*Data to process*.
--------------------

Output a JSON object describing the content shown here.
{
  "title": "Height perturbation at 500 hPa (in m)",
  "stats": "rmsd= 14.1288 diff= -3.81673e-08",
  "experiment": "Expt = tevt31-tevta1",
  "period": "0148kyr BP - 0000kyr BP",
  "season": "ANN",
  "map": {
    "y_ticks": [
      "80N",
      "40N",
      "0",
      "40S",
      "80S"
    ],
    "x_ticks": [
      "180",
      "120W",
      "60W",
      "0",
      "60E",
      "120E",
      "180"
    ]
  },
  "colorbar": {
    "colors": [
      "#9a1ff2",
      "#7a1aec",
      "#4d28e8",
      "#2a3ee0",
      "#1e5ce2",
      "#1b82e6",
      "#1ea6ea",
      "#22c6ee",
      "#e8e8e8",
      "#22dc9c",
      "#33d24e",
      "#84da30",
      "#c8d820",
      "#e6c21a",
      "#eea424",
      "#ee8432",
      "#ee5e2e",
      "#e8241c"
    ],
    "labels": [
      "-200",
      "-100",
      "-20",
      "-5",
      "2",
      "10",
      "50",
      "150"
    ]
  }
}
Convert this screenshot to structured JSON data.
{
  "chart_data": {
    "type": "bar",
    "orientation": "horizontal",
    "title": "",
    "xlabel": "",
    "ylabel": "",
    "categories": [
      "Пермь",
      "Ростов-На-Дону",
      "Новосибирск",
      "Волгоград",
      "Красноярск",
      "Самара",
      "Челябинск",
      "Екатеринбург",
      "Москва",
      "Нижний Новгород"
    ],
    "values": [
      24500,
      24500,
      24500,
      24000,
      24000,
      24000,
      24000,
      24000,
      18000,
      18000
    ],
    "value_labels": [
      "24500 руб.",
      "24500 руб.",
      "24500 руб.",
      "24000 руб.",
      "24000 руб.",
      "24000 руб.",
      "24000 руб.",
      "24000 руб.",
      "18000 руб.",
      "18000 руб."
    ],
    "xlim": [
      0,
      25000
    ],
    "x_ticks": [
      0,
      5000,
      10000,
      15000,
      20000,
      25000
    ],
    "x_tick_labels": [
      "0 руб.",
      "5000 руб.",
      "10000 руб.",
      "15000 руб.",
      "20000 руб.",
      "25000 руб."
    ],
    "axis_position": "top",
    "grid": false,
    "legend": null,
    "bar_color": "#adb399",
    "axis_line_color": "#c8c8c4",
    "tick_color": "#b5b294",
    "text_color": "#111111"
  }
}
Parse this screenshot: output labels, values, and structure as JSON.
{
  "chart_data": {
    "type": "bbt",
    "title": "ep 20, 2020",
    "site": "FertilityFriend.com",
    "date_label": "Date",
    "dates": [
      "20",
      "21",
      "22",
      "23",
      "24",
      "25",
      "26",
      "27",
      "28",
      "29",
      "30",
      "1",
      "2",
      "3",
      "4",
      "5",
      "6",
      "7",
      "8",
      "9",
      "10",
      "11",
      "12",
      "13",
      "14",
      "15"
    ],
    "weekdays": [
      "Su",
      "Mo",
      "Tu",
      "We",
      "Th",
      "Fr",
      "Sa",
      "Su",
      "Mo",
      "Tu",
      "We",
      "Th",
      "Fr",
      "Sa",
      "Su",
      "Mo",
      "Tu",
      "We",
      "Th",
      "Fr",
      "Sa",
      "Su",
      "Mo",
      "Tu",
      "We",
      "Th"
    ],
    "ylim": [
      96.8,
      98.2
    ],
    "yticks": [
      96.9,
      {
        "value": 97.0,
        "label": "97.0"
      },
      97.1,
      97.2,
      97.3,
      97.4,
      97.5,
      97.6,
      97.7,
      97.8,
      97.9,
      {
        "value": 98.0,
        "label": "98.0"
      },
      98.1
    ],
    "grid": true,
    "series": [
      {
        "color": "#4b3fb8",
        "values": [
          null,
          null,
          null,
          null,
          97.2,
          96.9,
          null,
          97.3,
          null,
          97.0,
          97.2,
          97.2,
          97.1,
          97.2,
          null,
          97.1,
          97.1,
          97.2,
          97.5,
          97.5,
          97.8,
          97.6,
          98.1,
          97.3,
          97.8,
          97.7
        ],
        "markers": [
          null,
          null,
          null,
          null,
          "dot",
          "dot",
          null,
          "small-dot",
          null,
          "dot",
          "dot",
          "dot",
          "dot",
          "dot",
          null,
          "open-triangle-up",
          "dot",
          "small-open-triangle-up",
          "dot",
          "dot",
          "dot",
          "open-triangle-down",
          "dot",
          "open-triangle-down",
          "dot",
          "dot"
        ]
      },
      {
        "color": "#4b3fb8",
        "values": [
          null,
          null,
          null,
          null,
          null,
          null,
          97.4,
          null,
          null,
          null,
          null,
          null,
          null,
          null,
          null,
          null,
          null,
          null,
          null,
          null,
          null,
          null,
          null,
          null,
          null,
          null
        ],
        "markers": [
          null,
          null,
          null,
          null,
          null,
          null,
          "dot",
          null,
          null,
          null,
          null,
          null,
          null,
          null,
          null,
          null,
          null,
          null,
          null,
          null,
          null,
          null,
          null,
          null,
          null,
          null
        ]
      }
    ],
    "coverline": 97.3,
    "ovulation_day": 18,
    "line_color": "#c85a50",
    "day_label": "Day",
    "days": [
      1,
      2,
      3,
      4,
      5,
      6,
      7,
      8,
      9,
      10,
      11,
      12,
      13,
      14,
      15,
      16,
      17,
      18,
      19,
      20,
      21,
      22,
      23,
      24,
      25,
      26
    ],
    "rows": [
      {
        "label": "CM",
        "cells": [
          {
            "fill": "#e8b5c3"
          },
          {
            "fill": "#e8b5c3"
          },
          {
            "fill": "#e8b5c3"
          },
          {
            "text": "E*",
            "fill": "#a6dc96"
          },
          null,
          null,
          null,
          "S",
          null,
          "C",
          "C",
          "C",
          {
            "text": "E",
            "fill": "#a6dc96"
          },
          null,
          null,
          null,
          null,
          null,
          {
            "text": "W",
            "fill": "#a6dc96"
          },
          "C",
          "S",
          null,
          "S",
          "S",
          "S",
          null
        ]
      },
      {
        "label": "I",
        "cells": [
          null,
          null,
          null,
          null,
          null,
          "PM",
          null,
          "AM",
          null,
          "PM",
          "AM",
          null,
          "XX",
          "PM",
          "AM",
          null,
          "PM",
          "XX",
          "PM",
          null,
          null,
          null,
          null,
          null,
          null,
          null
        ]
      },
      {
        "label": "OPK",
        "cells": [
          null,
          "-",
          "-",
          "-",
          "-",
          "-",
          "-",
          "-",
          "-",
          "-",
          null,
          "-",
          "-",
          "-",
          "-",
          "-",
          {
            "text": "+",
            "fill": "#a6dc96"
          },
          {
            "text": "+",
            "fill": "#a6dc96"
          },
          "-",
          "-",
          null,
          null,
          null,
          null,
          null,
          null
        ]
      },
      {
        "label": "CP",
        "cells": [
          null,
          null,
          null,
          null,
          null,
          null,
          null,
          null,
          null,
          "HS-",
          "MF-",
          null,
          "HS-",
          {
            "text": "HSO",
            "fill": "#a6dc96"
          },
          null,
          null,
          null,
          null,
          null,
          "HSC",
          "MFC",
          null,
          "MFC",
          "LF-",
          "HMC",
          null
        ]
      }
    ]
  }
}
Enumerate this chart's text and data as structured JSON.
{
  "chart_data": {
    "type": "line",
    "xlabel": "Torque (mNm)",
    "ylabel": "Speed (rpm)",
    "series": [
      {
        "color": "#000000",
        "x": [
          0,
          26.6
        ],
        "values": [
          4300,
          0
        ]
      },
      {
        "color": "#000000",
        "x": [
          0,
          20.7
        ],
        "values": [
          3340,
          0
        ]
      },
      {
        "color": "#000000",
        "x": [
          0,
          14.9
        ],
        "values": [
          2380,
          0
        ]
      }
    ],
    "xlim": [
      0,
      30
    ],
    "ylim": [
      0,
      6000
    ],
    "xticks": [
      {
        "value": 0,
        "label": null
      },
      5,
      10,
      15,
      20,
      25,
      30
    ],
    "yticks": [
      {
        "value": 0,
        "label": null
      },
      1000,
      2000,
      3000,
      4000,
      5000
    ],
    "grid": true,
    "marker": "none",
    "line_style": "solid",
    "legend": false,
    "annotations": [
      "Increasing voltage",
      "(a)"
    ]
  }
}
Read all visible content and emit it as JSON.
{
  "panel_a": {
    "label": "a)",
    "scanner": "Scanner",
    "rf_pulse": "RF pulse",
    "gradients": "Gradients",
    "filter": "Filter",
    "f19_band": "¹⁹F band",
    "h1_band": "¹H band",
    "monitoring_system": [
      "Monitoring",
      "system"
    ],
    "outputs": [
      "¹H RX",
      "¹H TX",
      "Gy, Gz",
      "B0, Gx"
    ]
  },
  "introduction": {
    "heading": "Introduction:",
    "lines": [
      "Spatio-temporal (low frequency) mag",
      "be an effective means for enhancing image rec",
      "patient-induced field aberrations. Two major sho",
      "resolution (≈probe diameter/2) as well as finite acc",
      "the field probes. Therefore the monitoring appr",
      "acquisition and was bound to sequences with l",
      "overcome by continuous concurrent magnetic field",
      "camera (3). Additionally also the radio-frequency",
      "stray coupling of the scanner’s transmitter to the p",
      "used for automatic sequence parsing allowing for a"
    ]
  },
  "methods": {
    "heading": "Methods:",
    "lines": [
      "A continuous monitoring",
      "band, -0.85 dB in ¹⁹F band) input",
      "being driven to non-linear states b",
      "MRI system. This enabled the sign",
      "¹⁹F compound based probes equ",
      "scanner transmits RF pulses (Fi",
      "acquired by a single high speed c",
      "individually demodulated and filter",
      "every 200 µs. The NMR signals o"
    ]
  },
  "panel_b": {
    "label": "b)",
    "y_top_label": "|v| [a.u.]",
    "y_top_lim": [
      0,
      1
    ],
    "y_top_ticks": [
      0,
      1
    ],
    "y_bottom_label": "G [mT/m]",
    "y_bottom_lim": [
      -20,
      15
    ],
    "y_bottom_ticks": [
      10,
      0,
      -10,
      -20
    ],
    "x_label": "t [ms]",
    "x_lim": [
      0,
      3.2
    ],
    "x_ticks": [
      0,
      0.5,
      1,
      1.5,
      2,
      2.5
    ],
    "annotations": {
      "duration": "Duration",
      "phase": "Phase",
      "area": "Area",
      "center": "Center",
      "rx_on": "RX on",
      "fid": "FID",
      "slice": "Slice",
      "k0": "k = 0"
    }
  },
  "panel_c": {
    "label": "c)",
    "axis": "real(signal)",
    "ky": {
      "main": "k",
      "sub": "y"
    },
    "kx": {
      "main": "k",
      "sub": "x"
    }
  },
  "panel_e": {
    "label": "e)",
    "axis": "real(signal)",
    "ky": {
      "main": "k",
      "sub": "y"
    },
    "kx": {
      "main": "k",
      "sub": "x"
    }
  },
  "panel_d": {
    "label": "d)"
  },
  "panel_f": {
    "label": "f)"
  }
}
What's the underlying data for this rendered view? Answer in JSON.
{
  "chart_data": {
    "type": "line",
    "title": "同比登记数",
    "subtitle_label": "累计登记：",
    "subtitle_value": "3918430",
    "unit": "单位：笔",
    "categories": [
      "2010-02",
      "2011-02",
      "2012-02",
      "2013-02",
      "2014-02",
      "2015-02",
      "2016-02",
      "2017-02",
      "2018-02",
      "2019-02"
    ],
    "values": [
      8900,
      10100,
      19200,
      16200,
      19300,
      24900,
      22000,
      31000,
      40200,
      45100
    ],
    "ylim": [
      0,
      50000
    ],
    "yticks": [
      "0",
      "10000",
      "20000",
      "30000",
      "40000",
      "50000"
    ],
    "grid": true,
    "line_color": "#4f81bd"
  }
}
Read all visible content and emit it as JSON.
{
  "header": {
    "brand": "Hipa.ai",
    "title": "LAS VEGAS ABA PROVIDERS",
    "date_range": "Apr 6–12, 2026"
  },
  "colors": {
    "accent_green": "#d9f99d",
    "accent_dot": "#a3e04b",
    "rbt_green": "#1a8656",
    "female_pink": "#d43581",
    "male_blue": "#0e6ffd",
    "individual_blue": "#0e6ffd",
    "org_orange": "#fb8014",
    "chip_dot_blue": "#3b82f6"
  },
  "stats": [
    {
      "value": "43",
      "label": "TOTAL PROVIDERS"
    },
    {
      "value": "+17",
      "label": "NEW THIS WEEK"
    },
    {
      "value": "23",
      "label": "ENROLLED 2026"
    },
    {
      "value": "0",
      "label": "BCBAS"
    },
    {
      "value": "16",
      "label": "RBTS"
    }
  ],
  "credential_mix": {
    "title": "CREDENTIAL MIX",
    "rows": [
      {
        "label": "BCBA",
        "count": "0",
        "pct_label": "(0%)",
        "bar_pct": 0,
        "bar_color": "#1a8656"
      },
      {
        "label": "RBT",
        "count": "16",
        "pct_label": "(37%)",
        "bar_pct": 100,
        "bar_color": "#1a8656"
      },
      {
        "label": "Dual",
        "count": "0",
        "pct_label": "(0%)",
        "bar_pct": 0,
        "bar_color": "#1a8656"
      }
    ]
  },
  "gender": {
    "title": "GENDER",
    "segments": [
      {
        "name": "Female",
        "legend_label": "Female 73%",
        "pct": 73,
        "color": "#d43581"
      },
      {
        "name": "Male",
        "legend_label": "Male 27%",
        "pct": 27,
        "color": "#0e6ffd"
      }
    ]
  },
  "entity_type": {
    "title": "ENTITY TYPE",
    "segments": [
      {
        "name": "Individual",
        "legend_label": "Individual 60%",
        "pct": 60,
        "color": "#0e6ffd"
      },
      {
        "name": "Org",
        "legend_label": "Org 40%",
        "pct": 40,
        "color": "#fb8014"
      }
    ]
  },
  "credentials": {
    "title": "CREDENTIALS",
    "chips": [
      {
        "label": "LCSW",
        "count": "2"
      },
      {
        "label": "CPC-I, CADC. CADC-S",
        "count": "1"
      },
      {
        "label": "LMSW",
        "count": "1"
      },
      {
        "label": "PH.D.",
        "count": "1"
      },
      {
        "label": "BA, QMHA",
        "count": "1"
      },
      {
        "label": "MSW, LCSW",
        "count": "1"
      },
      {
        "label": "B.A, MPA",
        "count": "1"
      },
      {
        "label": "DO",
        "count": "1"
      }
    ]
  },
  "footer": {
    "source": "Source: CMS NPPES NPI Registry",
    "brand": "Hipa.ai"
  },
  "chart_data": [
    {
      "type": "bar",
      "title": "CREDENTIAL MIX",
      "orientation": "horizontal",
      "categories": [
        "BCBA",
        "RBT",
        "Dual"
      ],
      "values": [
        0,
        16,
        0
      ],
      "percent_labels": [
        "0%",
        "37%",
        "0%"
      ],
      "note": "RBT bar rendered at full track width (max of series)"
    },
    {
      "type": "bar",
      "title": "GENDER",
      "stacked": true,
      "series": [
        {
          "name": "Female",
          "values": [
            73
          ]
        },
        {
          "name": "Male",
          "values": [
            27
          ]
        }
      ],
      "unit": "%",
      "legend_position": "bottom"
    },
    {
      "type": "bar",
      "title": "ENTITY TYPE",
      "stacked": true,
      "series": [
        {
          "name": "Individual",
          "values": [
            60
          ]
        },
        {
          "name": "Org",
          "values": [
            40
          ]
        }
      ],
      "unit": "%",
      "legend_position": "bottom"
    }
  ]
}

--------------------

*Goal*. Look through the entries and return every line where "frequency" appears.

*Expected output*.
      "Spatio-temporal (low frequency) mag",
      "camera (3). Additionally also the radio-frequency",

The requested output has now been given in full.